> [Task instructions] Return all lines where the word "type" can be found.

> [Records from a collection]
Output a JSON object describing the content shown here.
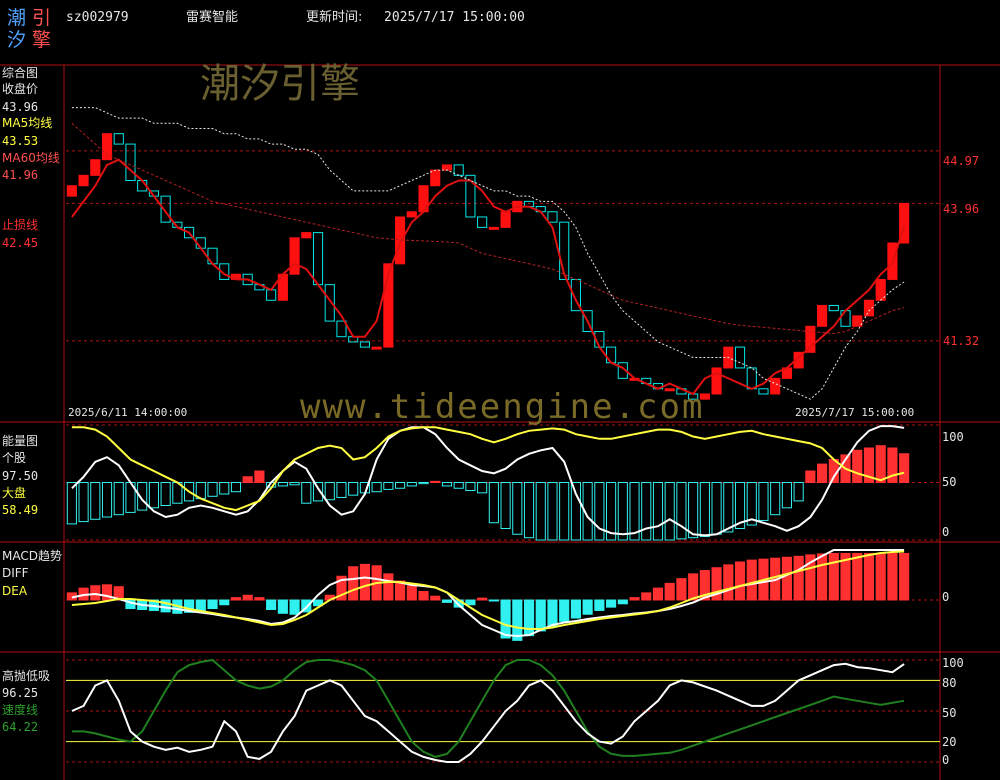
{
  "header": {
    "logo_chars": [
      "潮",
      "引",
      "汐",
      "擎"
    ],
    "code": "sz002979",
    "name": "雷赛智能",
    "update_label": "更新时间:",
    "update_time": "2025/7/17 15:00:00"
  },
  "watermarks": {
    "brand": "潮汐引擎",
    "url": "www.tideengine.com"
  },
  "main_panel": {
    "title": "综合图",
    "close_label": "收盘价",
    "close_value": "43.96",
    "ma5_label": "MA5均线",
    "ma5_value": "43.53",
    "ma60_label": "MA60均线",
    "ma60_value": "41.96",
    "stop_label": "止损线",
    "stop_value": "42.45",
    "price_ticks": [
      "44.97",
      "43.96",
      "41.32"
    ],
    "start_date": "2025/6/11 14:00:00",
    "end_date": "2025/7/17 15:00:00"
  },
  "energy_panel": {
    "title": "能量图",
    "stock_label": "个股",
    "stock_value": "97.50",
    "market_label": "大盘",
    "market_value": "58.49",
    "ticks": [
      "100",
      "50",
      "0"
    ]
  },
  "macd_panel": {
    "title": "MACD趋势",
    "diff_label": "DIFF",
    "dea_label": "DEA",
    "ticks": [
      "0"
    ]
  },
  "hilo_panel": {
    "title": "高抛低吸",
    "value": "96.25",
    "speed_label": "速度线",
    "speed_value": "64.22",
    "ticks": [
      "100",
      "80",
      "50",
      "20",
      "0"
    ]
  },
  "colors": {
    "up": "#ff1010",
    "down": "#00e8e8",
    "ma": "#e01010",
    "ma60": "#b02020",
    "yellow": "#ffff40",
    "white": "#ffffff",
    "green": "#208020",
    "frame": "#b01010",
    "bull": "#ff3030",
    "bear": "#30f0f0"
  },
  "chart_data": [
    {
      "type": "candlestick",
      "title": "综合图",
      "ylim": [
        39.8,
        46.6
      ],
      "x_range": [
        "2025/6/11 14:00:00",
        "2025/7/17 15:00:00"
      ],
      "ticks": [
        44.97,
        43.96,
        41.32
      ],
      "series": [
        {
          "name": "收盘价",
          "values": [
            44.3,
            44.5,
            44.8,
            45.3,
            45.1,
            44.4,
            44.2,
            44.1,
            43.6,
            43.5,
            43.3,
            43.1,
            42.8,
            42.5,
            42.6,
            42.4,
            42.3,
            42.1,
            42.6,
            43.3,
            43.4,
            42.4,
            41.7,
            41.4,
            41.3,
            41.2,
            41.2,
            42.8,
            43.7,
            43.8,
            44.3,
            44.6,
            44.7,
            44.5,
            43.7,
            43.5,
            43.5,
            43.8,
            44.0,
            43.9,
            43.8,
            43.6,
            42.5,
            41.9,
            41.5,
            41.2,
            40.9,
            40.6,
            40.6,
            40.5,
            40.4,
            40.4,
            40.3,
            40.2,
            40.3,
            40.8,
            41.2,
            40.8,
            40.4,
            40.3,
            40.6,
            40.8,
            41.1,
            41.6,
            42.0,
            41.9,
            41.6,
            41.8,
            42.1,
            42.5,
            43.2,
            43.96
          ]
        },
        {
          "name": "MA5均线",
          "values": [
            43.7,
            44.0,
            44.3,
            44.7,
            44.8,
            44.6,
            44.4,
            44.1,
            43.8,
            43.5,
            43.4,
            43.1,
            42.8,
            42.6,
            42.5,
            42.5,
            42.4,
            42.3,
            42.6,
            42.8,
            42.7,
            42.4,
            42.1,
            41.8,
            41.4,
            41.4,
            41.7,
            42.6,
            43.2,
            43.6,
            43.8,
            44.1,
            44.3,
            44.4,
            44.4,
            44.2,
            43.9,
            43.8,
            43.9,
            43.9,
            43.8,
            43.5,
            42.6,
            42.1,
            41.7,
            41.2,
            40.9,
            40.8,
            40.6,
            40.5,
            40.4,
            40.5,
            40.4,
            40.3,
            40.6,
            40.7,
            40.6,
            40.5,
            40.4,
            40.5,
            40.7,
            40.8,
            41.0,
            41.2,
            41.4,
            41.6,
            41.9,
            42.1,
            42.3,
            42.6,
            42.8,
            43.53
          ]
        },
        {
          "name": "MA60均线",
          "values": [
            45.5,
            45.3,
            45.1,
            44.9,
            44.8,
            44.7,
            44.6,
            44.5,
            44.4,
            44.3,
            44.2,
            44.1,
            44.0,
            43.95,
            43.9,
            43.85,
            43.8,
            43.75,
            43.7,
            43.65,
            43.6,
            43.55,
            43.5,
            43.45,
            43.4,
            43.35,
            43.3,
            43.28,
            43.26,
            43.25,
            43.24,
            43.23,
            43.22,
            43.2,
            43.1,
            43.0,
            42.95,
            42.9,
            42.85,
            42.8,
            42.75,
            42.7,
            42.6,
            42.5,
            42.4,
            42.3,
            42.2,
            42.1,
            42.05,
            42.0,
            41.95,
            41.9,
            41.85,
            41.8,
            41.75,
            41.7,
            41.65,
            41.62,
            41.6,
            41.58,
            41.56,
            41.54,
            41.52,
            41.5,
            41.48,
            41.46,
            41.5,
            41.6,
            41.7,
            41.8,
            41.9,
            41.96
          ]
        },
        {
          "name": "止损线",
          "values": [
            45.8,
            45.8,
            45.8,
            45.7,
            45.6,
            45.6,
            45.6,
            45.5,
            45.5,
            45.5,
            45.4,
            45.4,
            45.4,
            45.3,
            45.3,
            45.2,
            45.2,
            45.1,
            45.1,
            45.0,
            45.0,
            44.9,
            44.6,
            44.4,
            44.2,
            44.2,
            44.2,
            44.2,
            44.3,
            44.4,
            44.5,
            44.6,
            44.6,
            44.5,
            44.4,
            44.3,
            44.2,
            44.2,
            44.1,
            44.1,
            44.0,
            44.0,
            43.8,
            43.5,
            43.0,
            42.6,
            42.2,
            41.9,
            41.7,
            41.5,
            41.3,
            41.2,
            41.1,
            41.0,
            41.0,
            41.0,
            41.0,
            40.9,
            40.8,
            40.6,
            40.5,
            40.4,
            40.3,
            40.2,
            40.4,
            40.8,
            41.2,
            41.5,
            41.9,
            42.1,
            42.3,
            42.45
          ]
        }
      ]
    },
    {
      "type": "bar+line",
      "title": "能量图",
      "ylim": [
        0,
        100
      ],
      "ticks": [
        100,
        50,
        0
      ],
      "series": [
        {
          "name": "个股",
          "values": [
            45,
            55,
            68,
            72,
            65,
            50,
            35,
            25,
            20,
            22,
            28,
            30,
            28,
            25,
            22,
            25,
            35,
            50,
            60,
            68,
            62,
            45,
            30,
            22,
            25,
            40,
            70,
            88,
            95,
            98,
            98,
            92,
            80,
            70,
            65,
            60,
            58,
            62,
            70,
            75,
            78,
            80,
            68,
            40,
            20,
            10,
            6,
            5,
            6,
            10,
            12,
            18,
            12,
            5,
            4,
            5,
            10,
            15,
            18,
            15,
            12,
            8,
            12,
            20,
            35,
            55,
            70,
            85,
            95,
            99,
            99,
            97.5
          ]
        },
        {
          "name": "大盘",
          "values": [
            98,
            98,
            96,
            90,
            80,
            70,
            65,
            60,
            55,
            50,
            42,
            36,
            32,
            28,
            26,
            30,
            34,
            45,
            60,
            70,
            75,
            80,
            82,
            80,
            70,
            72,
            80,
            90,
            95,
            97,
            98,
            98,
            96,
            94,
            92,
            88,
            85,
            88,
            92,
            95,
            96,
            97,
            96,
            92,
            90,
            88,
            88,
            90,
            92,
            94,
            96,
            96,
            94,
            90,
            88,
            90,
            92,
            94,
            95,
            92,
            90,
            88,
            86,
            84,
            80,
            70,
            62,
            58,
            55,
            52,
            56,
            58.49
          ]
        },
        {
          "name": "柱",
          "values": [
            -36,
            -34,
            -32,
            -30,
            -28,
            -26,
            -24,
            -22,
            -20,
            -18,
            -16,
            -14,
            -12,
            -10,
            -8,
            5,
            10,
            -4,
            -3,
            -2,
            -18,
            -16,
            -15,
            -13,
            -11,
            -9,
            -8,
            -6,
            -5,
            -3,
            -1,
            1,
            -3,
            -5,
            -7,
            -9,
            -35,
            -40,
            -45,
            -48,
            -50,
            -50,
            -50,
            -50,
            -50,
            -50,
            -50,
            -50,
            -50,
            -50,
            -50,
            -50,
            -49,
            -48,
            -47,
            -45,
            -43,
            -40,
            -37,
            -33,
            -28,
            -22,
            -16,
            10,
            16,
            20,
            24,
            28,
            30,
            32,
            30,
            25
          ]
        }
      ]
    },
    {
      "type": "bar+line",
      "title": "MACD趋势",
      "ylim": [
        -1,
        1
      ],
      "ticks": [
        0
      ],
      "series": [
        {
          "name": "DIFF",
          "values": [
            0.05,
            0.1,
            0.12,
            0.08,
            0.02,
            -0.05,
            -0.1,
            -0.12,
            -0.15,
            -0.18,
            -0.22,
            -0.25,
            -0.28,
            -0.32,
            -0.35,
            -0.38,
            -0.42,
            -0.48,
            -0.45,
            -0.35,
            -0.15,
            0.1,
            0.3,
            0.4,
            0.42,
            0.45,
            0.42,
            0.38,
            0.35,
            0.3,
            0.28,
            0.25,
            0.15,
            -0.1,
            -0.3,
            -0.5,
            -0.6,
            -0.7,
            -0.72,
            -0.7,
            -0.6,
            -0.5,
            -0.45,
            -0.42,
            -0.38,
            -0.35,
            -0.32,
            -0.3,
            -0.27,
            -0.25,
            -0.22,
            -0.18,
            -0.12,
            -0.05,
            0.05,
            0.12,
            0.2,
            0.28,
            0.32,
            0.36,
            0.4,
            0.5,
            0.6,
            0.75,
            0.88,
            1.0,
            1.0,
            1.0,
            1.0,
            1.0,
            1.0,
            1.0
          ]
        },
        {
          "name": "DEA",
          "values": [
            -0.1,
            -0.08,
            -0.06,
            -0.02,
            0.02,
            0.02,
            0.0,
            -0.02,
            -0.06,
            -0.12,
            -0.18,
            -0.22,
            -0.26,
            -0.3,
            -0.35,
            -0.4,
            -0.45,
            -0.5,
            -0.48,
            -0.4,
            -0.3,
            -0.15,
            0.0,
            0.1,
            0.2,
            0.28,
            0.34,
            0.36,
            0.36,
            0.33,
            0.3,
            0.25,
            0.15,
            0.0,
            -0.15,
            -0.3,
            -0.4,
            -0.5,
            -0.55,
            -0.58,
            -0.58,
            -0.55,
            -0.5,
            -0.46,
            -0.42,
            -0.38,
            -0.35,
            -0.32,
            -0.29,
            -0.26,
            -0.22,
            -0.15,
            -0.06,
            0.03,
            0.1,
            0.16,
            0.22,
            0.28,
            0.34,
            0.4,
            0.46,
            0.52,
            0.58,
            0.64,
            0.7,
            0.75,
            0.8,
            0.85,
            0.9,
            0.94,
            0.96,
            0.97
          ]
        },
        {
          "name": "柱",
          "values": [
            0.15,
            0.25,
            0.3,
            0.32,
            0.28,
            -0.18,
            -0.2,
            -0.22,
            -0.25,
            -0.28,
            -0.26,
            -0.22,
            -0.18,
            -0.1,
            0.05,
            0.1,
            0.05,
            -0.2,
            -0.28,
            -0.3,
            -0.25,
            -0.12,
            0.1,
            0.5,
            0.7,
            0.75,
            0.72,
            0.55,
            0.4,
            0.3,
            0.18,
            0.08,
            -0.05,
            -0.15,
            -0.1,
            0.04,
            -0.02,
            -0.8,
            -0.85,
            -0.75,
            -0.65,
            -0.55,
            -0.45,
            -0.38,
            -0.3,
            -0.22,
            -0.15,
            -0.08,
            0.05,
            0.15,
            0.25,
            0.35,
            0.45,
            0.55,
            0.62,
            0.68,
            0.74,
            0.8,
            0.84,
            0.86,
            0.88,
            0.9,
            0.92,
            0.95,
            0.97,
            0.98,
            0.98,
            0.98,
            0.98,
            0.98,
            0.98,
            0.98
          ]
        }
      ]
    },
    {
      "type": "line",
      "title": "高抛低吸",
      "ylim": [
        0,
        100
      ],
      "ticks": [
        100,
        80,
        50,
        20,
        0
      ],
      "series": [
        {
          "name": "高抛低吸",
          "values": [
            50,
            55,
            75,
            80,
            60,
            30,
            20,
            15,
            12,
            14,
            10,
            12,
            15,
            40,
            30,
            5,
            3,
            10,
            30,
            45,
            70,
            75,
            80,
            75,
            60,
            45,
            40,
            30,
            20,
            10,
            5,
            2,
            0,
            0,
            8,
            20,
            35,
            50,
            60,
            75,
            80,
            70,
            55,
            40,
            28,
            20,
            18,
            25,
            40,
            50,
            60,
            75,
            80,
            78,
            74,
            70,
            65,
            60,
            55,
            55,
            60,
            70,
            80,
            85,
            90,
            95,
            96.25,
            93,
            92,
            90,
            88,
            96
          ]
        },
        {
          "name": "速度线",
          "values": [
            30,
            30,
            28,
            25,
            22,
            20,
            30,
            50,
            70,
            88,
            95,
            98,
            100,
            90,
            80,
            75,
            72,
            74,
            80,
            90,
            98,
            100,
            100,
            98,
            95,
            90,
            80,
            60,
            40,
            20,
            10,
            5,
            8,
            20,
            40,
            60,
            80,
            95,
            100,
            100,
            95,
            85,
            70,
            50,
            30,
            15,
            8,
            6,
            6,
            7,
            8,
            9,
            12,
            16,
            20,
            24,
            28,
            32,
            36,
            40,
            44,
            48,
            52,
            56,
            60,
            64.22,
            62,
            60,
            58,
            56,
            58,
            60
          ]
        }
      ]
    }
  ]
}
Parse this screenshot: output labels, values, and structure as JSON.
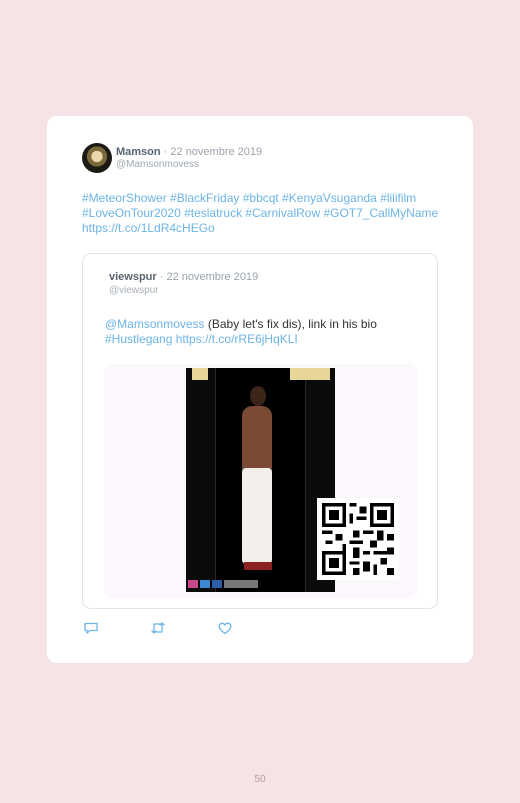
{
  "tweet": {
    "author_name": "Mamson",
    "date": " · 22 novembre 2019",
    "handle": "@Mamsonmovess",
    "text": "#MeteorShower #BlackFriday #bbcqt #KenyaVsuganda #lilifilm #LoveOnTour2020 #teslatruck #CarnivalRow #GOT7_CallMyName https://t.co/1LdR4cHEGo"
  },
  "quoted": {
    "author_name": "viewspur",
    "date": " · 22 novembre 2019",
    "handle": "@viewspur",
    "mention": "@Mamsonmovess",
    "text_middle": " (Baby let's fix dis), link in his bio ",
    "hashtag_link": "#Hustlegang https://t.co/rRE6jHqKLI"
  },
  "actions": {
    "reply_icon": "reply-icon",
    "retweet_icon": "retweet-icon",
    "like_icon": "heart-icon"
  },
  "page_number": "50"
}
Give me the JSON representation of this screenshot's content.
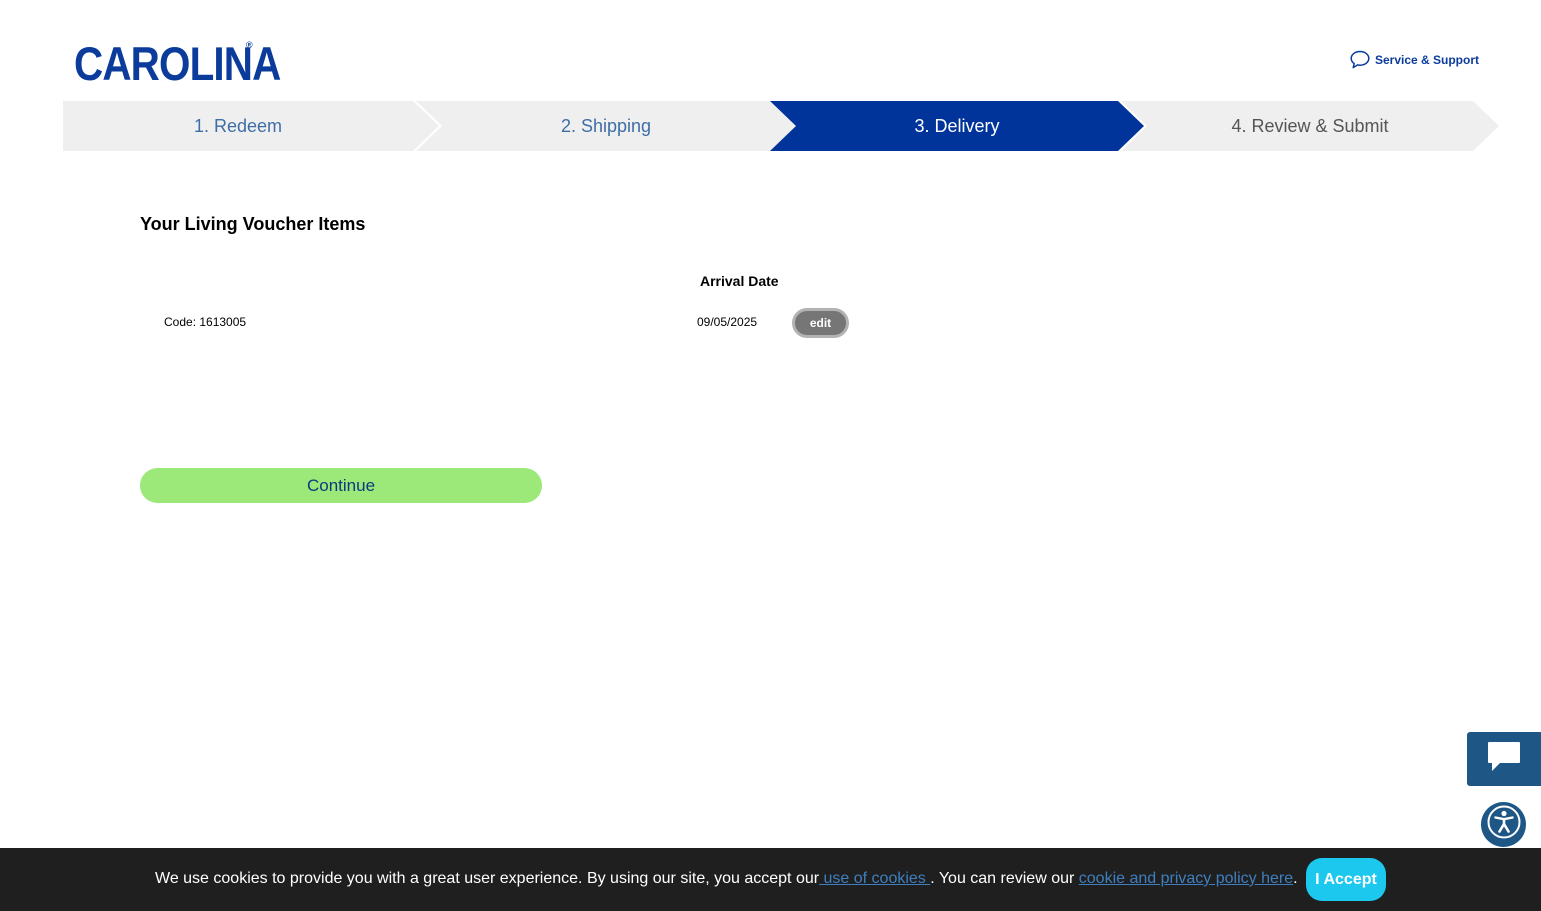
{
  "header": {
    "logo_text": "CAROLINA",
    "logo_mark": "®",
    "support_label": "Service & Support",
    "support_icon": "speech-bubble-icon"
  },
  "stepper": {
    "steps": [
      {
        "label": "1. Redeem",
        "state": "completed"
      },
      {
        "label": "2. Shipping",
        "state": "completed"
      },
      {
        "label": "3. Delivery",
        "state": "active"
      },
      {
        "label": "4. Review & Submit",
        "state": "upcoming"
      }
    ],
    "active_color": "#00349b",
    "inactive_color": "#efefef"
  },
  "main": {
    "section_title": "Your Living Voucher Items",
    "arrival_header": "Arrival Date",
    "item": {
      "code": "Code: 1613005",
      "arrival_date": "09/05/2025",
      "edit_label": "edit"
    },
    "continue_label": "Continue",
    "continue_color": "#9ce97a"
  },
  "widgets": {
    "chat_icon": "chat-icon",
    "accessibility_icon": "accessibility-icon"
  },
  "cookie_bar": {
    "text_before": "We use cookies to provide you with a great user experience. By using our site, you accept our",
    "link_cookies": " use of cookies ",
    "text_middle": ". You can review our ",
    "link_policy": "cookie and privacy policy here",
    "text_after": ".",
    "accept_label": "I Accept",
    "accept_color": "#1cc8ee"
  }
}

> [Final result]
      "type": "candlestick",
      "type": "bar+line",
      "type": "bar+line",
      "type": "line",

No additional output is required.